### Input rows
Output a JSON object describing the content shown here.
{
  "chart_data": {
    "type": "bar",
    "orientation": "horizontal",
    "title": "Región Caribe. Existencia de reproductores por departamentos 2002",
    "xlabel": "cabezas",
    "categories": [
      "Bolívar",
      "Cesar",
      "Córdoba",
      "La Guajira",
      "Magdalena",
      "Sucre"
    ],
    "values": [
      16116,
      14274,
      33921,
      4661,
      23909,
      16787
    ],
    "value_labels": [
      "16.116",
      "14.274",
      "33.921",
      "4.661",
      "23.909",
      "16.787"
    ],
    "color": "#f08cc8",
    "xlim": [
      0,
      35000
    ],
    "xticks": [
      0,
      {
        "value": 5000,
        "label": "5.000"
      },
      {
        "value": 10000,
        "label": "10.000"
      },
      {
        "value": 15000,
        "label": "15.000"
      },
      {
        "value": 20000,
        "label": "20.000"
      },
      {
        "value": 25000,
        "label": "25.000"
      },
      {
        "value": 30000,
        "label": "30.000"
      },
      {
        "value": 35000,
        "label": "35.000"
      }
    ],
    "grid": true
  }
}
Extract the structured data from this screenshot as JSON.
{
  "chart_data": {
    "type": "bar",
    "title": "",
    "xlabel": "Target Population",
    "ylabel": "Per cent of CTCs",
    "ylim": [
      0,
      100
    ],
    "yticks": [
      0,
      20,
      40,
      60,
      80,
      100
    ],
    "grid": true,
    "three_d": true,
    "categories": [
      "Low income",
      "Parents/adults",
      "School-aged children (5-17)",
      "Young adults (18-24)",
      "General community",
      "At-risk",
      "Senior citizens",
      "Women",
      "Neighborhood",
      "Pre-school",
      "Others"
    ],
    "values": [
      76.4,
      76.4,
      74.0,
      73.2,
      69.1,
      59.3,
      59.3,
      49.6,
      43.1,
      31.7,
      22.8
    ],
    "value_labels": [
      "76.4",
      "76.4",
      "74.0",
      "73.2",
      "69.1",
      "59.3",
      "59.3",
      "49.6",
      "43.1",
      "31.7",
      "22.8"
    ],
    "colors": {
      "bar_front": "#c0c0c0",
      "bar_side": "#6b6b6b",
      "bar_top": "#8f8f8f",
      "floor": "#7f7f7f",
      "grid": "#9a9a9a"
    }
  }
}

### The task
Write every entry out again exactly.

### Correct answer
Output a JSON object describing the content shown here.
{
  "chart_data": {
    "type": "bar",
    "orientation": "horizontal",
    "title": "Región Caribe. Existencia de reproductores por departamentos 2002",
    "xlabel": "cabezas",
    "categories": [
      "Bolívar",
      "Cesar",
      "Córdoba",
      "La Guajira",
      "Magdalena",
      "Sucre"
    ],
    "values": [
      16116,
      14274,
      33921,
      4661,
      23909,
      16787
    ],
    "value_labels": [
      "16.116",
      "14.274",
      "33.921",
      "4.661",
      "23.909",
      "16.787"
    ],
    "color": "#f08cc8",
    "xlim": [
      0,
      35000
    ],
    "xticks": [
      0,
      {
        "value": 5000,
        "label": "5.000"
      },
      {
        "value": 10000,
        "label": "10.000"
      },
      {
        "value": 15000,
        "label": "15.000"
      },
      {
        "value": 20000,
        "label": "20.000"
      },
      {
        "value": 25000,
        "label": "25.000"
      },
      {
        "value": 30000,
        "label": "30.000"
      },
      {
        "value": 35000,
        "label": "35.000"
      }
    ],
    "grid": true
  }
}
Extract the structured data from this screenshot as JSON.
{
  "chart_data": {
    "type": "bar",
    "title": "",
    "xlabel": "Target Population",
    "ylabel": "Per cent of CTCs",
    "ylim": [
      0,
      100
    ],
    "yticks": [
      0,
      20,
      40,
      60,
      80,
      100
    ],
    "grid": true,
    "three_d": true,
    "categories": [
      "Low income",
      "Parents/adults",
      "School-aged children (5-17)",
      "Young adults (18-24)",
      "General community",
      "At-risk",
      "Senior citizens",
      "Women",
      "Neighborhood",
      "Pre-school",
      "Others"
    ],
    "values": [
      76.4,
      76.4,
      74.0,
      73.2,
      69.1,
      59.3,
      59.3,
      49.6,
      43.1,
      31.7,
      22.8
    ],
    "value_labels": [
      "76.4",
      "76.4",
      "74.0",
      "73.2",
      "69.1",
      "59.3",
      "59.3",
      "49.6",
      "43.1",
      "31.7",
      "22.8"
    ],
    "colors": {
      "bar_front": "#c0c0c0",
      "bar_side": "#6b6b6b",
      "bar_top": "#8f8f8f",
      "floor": "#7f7f7f",
      "grid": "#9a9a9a"
    }
  }
}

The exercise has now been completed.